Stated task:
Copy out each line of the material in which the word "total" appears.

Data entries

□ □ □ □ □

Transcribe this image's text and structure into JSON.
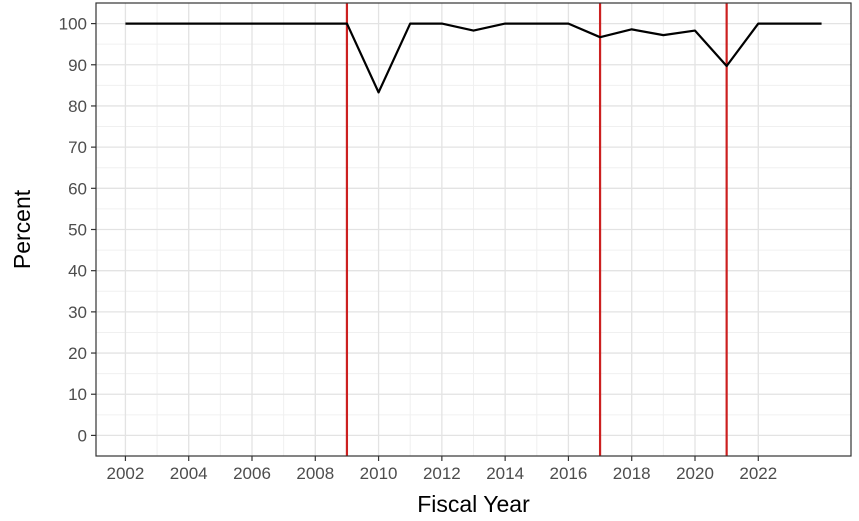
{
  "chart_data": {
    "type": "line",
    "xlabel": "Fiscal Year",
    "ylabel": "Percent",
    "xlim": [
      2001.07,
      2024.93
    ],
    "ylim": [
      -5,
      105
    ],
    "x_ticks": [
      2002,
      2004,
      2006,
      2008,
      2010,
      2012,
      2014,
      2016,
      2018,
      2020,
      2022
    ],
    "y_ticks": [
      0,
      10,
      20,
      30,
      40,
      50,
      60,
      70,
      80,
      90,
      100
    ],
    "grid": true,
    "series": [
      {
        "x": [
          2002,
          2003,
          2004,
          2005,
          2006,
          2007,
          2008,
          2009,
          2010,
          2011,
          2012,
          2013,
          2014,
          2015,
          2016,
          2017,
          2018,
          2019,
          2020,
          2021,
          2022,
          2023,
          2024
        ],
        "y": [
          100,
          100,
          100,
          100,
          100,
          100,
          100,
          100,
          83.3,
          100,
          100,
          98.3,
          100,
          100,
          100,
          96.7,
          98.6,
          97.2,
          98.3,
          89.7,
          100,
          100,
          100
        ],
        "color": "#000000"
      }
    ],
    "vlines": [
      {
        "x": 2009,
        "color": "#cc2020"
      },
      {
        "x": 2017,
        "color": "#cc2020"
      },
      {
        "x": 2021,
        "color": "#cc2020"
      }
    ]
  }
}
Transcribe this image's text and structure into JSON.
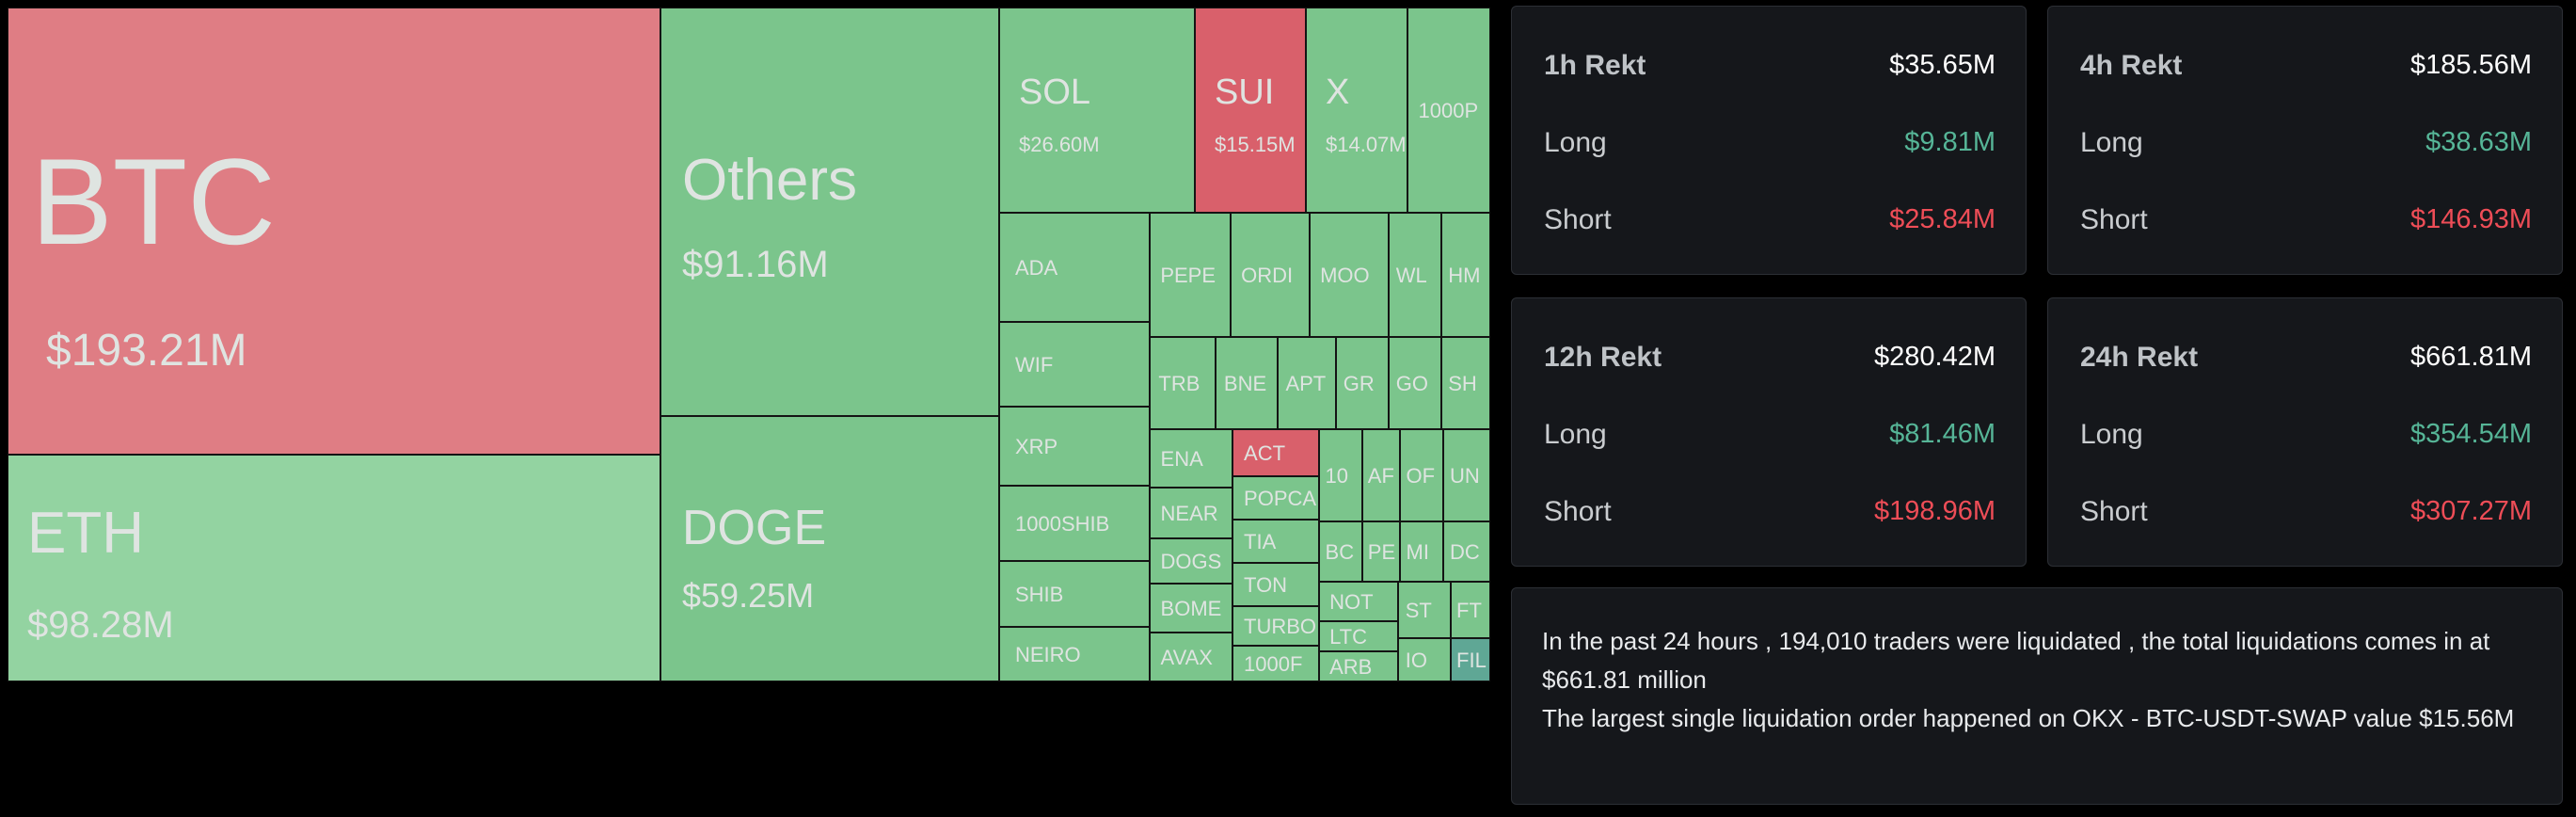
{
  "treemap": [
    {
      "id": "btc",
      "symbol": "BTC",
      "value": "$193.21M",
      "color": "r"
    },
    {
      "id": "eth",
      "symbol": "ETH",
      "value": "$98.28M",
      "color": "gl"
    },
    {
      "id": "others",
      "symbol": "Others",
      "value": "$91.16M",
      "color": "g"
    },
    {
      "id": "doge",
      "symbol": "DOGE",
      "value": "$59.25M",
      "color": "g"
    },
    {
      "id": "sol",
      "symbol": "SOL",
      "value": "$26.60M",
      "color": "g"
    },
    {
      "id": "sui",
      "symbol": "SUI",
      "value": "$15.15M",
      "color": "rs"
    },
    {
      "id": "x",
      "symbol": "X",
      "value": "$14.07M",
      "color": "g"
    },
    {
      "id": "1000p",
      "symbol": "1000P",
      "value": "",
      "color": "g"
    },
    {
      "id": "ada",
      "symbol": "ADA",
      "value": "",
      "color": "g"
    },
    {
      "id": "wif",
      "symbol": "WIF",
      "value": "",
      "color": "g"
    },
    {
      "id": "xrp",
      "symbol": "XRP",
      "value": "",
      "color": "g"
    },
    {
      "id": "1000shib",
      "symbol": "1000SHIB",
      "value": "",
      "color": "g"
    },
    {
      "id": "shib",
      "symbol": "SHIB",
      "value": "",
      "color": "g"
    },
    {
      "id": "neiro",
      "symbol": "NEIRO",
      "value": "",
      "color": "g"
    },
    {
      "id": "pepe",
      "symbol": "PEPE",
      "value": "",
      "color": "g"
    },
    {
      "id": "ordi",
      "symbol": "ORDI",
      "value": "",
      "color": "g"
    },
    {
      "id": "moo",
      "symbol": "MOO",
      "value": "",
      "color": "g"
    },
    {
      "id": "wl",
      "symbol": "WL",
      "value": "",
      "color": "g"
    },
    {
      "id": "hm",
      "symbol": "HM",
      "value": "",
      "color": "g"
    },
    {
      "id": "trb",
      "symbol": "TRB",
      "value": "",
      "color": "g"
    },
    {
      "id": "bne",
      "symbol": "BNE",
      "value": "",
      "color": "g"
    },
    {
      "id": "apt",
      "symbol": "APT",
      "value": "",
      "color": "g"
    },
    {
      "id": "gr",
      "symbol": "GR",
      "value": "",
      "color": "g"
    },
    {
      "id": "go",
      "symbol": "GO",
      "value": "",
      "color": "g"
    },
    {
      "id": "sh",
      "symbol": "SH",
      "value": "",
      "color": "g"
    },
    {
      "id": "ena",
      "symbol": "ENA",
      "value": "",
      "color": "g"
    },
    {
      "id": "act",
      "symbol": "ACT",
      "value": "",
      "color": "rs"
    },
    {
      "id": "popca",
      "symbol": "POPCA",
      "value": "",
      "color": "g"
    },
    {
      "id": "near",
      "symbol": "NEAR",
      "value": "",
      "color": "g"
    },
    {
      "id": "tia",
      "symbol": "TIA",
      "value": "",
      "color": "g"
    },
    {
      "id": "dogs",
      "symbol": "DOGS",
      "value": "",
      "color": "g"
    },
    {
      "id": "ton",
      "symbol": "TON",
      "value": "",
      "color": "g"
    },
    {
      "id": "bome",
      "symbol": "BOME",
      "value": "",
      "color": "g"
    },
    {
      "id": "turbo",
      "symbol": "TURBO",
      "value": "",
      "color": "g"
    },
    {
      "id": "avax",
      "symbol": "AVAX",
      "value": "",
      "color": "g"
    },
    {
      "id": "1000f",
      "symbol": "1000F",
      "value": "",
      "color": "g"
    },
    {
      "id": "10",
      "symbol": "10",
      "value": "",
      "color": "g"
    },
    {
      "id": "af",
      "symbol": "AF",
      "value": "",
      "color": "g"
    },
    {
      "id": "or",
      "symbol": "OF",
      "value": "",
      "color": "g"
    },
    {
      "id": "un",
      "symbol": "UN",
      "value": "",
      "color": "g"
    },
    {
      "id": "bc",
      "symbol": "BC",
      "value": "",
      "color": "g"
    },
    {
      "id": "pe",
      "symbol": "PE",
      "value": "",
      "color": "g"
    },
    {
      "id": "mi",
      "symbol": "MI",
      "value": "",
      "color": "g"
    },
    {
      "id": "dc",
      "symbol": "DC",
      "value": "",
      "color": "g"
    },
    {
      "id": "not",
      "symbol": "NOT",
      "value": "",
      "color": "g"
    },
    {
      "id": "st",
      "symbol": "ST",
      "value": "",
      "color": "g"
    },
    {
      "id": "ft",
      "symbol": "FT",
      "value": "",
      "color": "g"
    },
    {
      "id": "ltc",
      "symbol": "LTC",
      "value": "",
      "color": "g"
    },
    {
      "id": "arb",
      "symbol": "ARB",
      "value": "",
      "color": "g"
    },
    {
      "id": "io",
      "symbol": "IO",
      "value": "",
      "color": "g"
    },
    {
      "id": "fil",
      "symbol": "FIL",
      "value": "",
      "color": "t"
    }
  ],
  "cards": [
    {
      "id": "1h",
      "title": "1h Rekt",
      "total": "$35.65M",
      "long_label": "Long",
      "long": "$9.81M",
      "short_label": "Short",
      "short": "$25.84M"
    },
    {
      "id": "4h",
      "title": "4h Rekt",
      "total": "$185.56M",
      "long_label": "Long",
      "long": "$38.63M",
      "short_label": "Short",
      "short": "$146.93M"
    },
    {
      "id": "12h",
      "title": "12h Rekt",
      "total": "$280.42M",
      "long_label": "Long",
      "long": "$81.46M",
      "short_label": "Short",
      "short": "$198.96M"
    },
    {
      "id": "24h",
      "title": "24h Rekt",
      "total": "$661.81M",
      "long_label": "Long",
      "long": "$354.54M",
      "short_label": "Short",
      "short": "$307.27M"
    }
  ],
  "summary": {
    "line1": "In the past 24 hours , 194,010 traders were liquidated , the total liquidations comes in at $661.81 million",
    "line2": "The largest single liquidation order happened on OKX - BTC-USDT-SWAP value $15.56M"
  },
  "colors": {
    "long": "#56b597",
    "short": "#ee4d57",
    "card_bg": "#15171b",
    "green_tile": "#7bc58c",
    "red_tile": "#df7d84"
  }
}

□ □ □ □ □

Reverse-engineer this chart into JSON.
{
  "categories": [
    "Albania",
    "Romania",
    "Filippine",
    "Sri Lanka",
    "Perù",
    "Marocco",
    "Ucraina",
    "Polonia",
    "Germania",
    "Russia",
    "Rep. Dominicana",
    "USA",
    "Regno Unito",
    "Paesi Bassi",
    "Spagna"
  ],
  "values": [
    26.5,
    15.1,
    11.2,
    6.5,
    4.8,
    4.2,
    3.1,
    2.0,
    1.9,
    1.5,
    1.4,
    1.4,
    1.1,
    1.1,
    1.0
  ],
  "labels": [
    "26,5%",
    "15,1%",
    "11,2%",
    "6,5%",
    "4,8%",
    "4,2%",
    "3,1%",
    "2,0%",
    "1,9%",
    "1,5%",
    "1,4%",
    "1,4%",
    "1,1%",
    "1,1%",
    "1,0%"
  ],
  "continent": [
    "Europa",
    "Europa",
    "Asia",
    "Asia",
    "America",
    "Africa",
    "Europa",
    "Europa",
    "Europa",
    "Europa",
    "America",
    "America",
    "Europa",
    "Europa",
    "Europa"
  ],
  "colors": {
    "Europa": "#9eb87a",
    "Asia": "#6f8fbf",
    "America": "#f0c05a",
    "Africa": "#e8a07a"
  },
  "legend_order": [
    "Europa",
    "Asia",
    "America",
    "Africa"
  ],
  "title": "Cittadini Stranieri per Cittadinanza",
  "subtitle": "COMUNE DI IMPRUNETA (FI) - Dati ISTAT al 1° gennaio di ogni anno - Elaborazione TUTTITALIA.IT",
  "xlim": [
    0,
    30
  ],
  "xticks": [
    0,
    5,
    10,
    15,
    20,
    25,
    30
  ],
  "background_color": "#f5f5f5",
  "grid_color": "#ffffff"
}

□ □ □ □ □

Solution:
      "total": "$35.65M",
      "total": "$185.56M",
      "total": "$280.42M",
      "total": "$661.81M",
    "line1": "In the past 24 hours , 194,010 traders were liquidated , the total liquidations comes in at $661.81 million",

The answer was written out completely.